[Data entries]
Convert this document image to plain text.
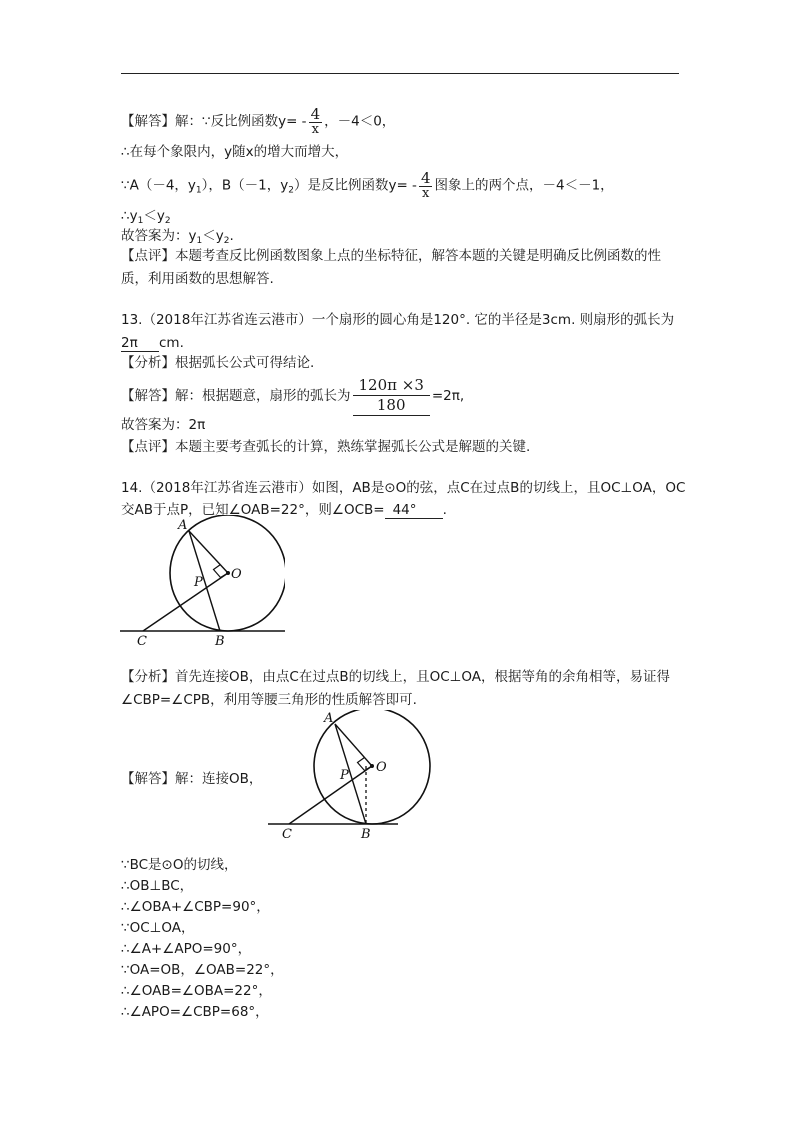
【解答】解：∵反比例函数$y= - \frac{4}{x}$ ，－4＜0，
∴在每个象限内，y随x的增大而增大，
∵A（－4，$y_1$），B（－1，$y_2$）是反比例函数$y= - \frac{4}{x}$ 图象上的两个点，－4＜－1，
$\therefore y_1<y_2$
故答案为：$y_1<y_2$.
【点评】本题考查反比例函数图象上点的坐标特征，解答本题的关键是明确反比例函数的性
质，利用函数的思想解答.
13.（2018年江苏省连云港市）一个扇形的圆心角是120°. 它的半径是3cm. 则扇形的弧长为
2π cm.
【分析】根据弧长公式可得结论.
【解答】解：根据题意，扇形的弧长为 $\frac{120\pi \times 3}{180} =2\pi$,
故答案为：2π
【点评】本题主要考查弧长的计算，熟练掌握弧长公式是解题的关键.
14.（2018年江苏省连云港市）如图，AB是⊙O的弦，点C在过点B的切线上，且OC⊥OA，OC
交AB于点P，已知∠OAB=22°，则∠OCB= 44° .
A
O
P
C	B
【分析】首先连接OB，由点C在过点B的切线上，且OC⊥OA，根据等角的余角相等，易证得
∠CBP=∠CPB，利用等腰三角形的性质解答即可.
【解答】解：连接OB，
A
O
P
C	B
∵BC是⊙O的切线，
∴OB⊥BC，
∴∠OBA+∠CBP=90°，
∵OC⊥OA，
∴∠A+∠APO=90°，
∵OA=OB，∠OAB=22°，
∴∠OAB=∠OBA=22°，
∴∠APO=∠CBP=68°，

**Problem to solve**
Print each record exactly as it stands, leaving the images out.

**Solution below**
Convert this document image to plain text.
【解答】解：∵反比例函数$y= - \frac{4}{x}$ ，－4＜0，
∴在每个象限内，y随x的增大而增大，
∵A（－4，$y_1$），B（－1，$y_2$）是反比例函数$y= - \frac{4}{x}$ 图象上的两个点，－4＜－1，
$\therefore y_1<y_2$
故答案为：$y_1<y_2$.
【点评】本题考查反比例函数图象上点的坐标特征，解答本题的关键是明确反比例函数的性
质，利用函数的思想解答.
13.（2018年江苏省连云港市）一个扇形的圆心角是120°. 它的半径是3cm. 则扇形的弧长为
2π cm.
【分析】根据弧长公式可得结论.
【解答】解：根据题意，扇形的弧长为 $\frac{120\pi \times 3}{180} =2\pi$,
故答案为：2π
【点评】本题主要考查弧长的计算，熟练掌握弧长公式是解题的关键.
14.（2018年江苏省连云港市）如图，AB是⊙O的弦，点C在过点B的切线上，且OC⊥OA，OC
交AB于点P，已知∠OAB=22°，则∠OCB= 44° .
A
O
P
C	B
【分析】首先连接OB，由点C在过点B的切线上，且OC⊥OA，根据等角的余角相等，易证得
∠CBP=∠CPB，利用等腰三角形的性质解答即可.
【解答】解：连接OB，
A
O
P
C	B
∵BC是⊙O的切线，
∴OB⊥BC，
∴∠OBA+∠CBP=90°，
∵OC⊥OA，
∴∠A+∠APO=90°，
∵OA=OB，∠OAB=22°，
∴∠OAB=∠OBA=22°，
∴∠APO=∠CBP=68°，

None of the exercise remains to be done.